**What is needed**
Quote the lines below from the one containing "Transcribe this chart's" to the final line, both ends included; exclude the pictures.
----- Input records -----
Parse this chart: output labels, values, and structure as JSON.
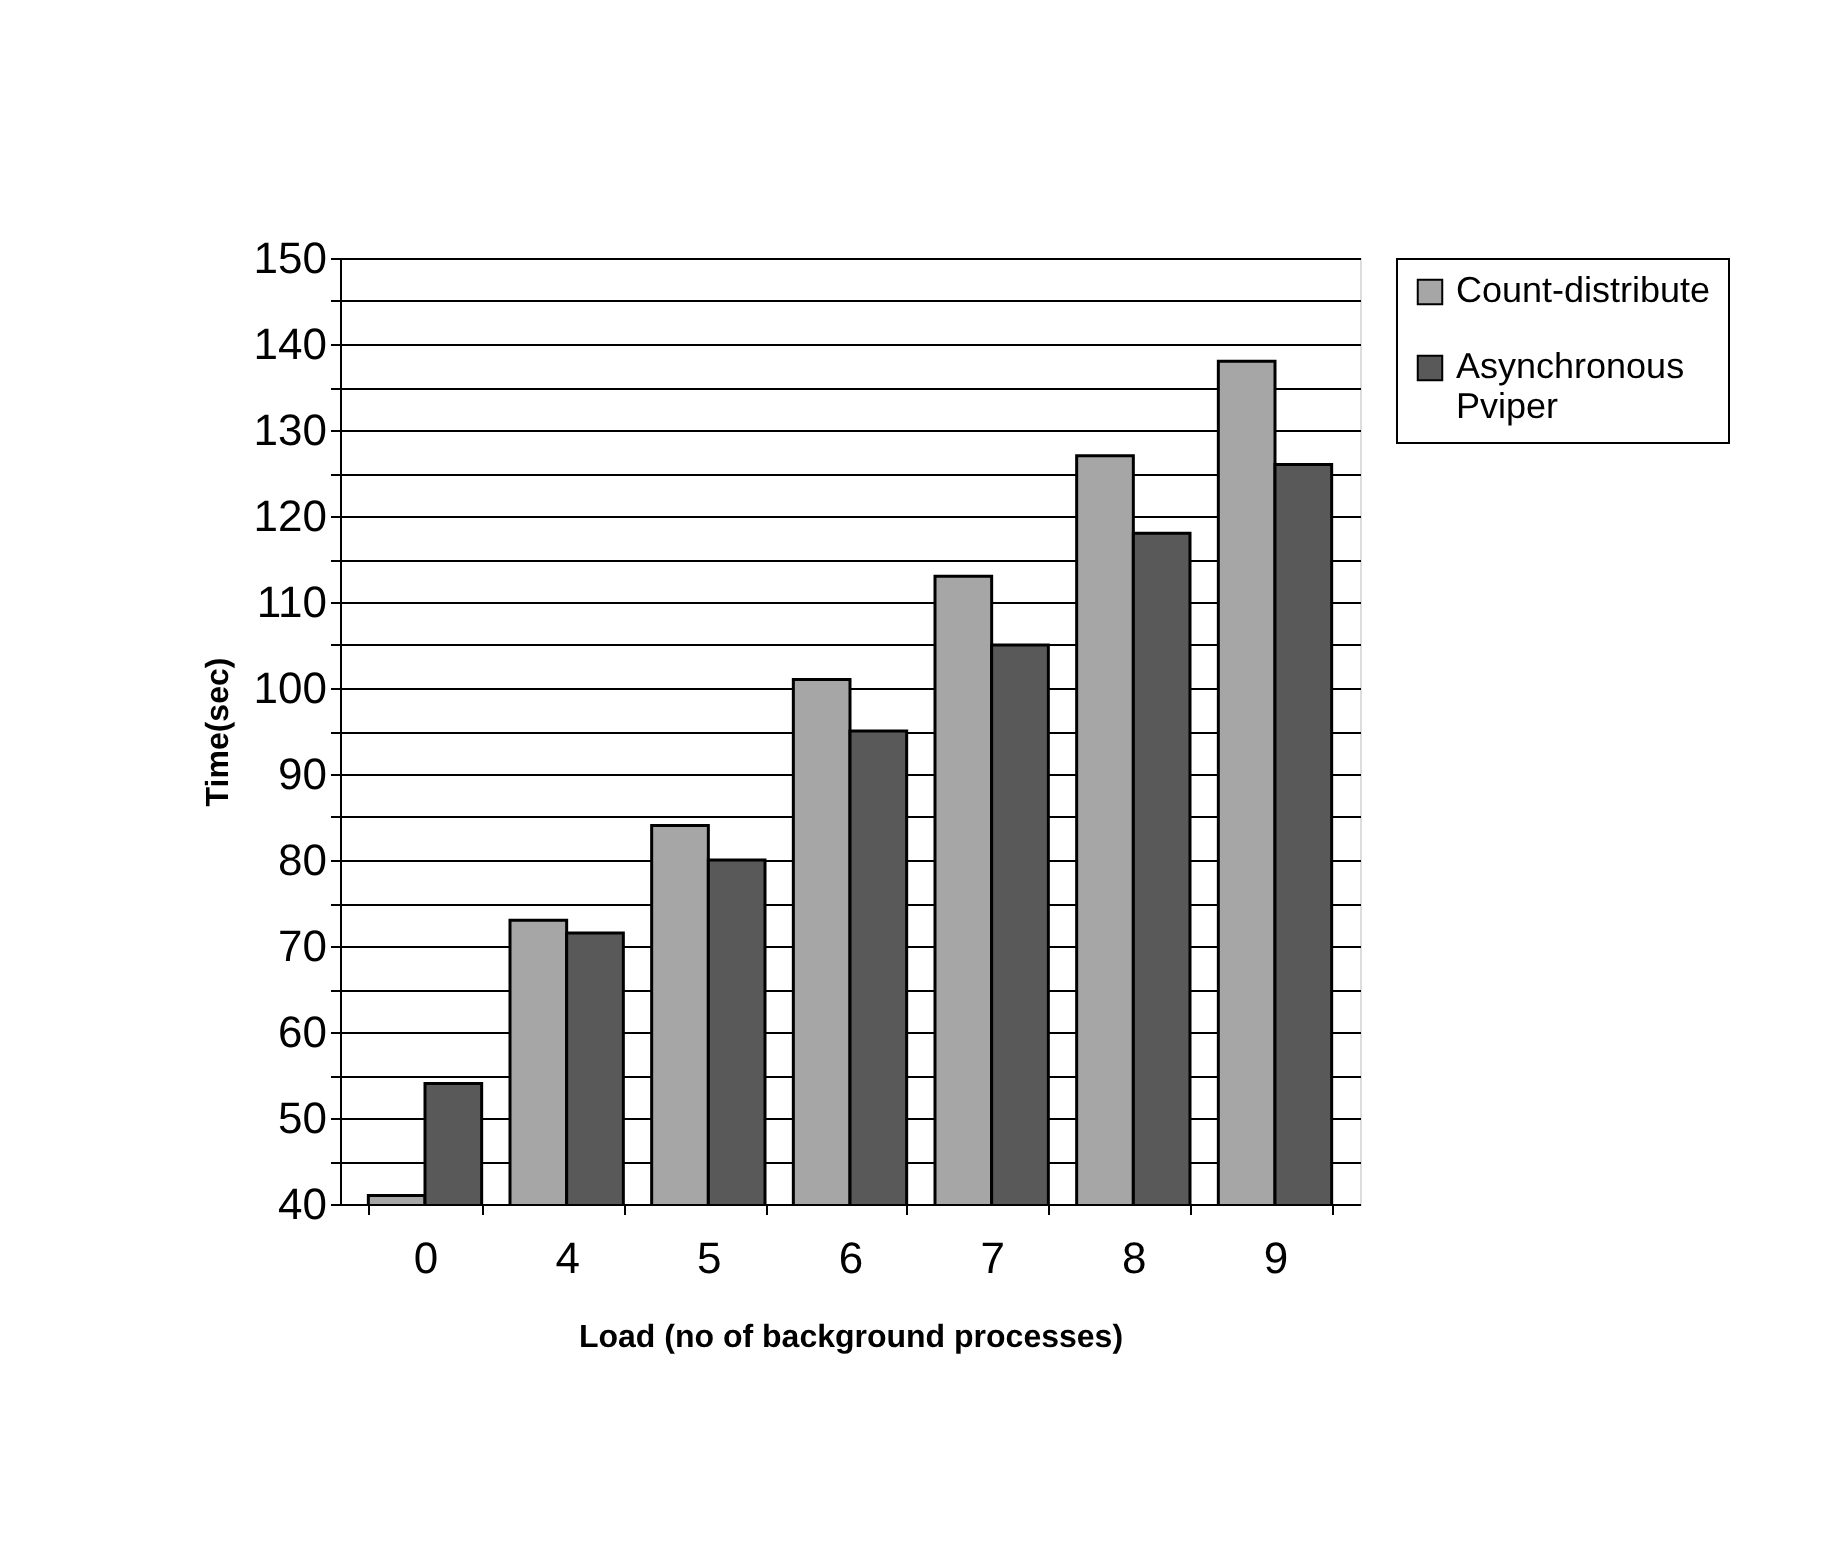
{
  "chart_data": {
    "type": "bar",
    "xlabel": "Load (no of background processes)",
    "ylabel": "Time(sec)",
    "categories": [
      "0",
      "4",
      "5",
      "6",
      "7",
      "8",
      "9"
    ],
    "series": [
      {
        "name": "Count-distribute",
        "color": "#a6a6a6",
        "values": [
          41,
          73,
          84,
          101,
          113,
          127,
          138
        ]
      },
      {
        "name": "Asynchronous Pviper",
        "color": "#595959",
        "values": [
          54,
          71.5,
          80,
          95,
          105,
          118,
          126
        ]
      }
    ],
    "ylim": [
      40,
      150
    ],
    "yticks": [
      40,
      {
        "value": 45,
        "label": null
      },
      50,
      {
        "value": 55,
        "label": null
      },
      60,
      {
        "value": 65,
        "label": null
      },
      70,
      {
        "value": 75,
        "label": null
      },
      80,
      {
        "value": 85,
        "label": null
      },
      90,
      {
        "value": 95,
        "label": null
      },
      100,
      {
        "value": 105,
        "label": null
      },
      110,
      {
        "value": 115,
        "label": null
      },
      120,
      {
        "value": 125,
        "label": null
      },
      130,
      {
        "value": 135,
        "label": null
      },
      140,
      {
        "value": 145,
        "label": null
      },
      150
    ],
    "grid": "y",
    "legend": "right"
  }
}
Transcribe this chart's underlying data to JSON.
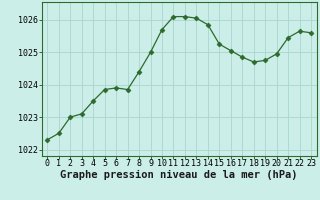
{
  "x": [
    0,
    1,
    2,
    3,
    4,
    5,
    6,
    7,
    8,
    9,
    10,
    11,
    12,
    13,
    14,
    15,
    16,
    17,
    18,
    19,
    20,
    21,
    22,
    23
  ],
  "y": [
    1022.3,
    1022.5,
    1023.0,
    1023.1,
    1023.5,
    1023.85,
    1023.9,
    1023.85,
    1024.4,
    1025.0,
    1025.7,
    1026.1,
    1026.1,
    1026.05,
    1025.85,
    1025.25,
    1025.05,
    1024.85,
    1024.7,
    1024.75,
    1024.95,
    1025.45,
    1025.65,
    1025.6
  ],
  "line_color": "#2d6a2d",
  "marker": "D",
  "marker_size": 2.5,
  "bg_color": "#cceee8",
  "grid_color": "#aad4ce",
  "title": "Graphe pression niveau de la mer (hPa)",
  "ylim_min": 1021.8,
  "ylim_max": 1026.55,
  "yticks": [
    1022,
    1023,
    1024,
    1025,
    1026
  ],
  "xticks": [
    0,
    1,
    2,
    3,
    4,
    5,
    6,
    7,
    8,
    9,
    10,
    11,
    12,
    13,
    14,
    15,
    16,
    17,
    18,
    19,
    20,
    21,
    22,
    23
  ],
  "title_fontsize": 7.5,
  "tick_label_fontsize": 6.0
}
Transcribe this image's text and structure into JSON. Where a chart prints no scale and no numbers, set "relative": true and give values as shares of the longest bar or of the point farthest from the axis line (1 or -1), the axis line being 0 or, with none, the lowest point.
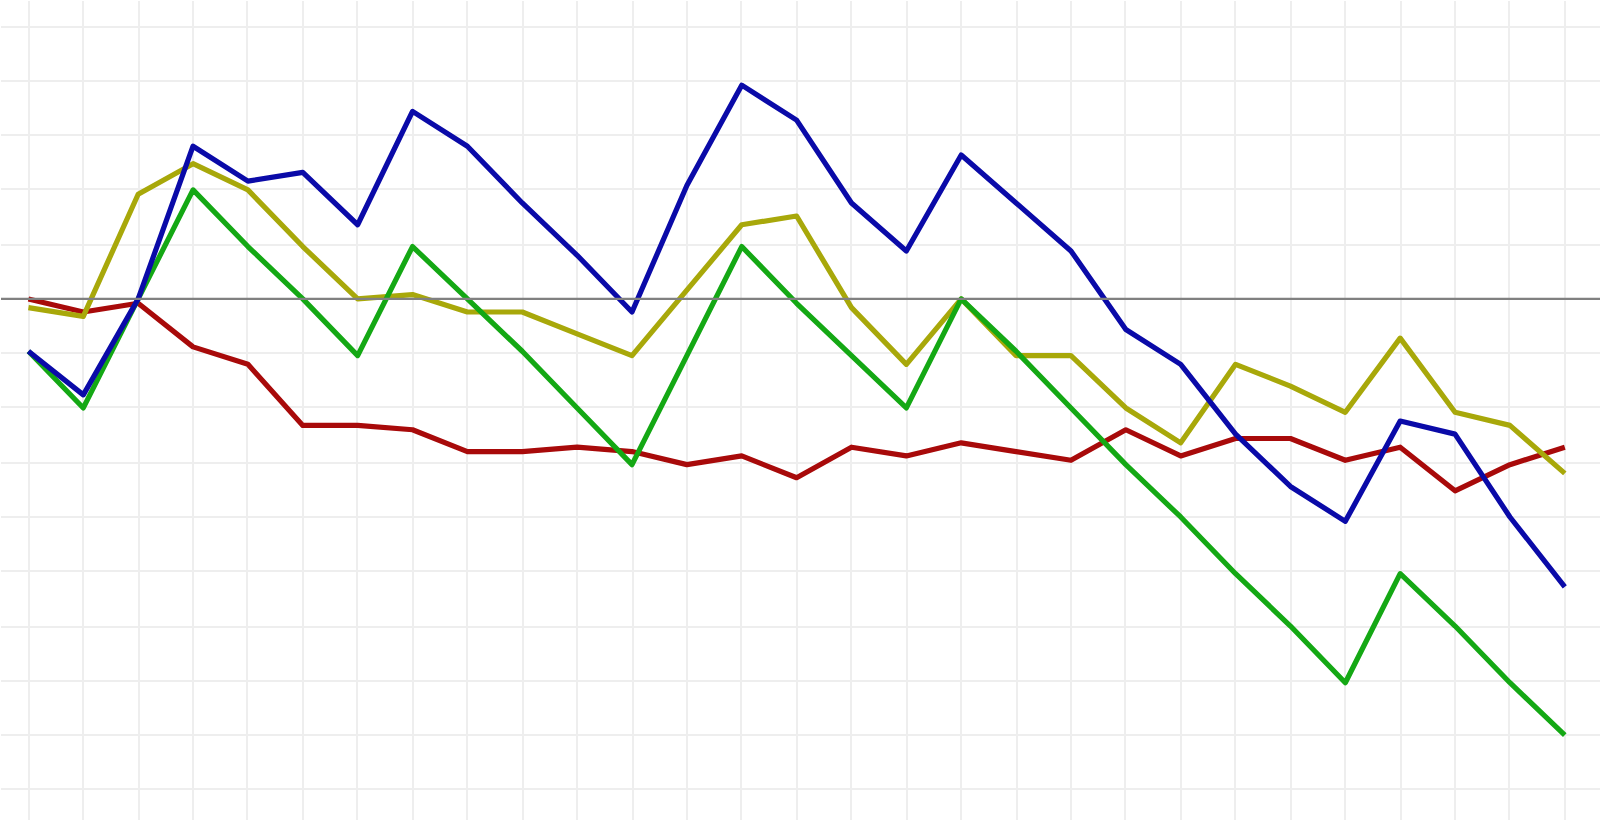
-----
**Written answer**
Transcribe this chart's underlying data to JSON.
{
  "x": [
    0,
    1,
    2,
    3,
    4,
    5,
    6,
    7,
    8,
    9,
    10,
    11,
    12,
    13,
    14,
    15,
    16,
    17,
    18,
    19,
    20,
    21,
    22,
    23
  ],
  "y": [
    1022.3,
    1022.5,
    1023.0,
    1023.1,
    1023.5,
    1023.85,
    1023.9,
    1023.85,
    1024.4,
    1025.0,
    1025.7,
    1026.1,
    1026.1,
    1026.05,
    1025.85,
    1025.25,
    1025.05,
    1024.85,
    1024.7,
    1024.75,
    1024.95,
    1025.45,
    1025.65,
    1025.6
  ],
  "line_color": "#2d6a2d",
  "marker": "D",
  "marker_size": 2.5,
  "bg_color": "#cceee8",
  "grid_color": "#aad4ce",
  "title": "Graphe pression niveau de la mer (hPa)",
  "ylim_min": 1021.8,
  "ylim_max": 1026.55,
  "yticks": [
    1022,
    1023,
    1024,
    1025,
    1026
  ],
  "xticks": [
    0,
    1,
    2,
    3,
    4,
    5,
    6,
    7,
    8,
    9,
    10,
    11,
    12,
    13,
    14,
    15,
    16,
    17,
    18,
    19,
    20,
    21,
    22,
    23
  ],
  "title_fontsize": 7.5,
  "tick_label_fontsize": 6.0
}
Transcribe this image's text and structure into JSON. Where a chart prints no scale and no numbers, set "relative": true and give values as shares of the longest bar or of the point farthest from the axis line (1 or -1), the axis line being 0 or, with none, the lowest point.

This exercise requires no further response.